**GIVEN PROBLEM**
Look through the lines and report how many include the word "color", giving nothing but the number.

# # # # # # #

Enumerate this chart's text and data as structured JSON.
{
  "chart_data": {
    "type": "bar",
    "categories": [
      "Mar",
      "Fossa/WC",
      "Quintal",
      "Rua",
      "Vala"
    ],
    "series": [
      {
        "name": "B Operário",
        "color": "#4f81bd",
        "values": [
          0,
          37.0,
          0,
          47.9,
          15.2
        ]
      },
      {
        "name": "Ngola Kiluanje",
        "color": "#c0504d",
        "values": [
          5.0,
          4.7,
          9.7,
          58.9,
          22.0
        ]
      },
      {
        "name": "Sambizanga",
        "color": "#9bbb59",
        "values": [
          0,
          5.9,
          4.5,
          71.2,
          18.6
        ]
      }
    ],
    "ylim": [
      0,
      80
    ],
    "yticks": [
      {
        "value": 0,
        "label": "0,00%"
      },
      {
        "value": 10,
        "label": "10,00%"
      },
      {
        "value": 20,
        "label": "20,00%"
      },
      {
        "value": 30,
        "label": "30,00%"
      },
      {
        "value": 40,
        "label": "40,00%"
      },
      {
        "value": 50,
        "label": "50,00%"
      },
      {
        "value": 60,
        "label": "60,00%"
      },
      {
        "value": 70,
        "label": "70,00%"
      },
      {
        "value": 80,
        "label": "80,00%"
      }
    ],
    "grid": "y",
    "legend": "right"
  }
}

# # # # # # #

**RESPONSE**
3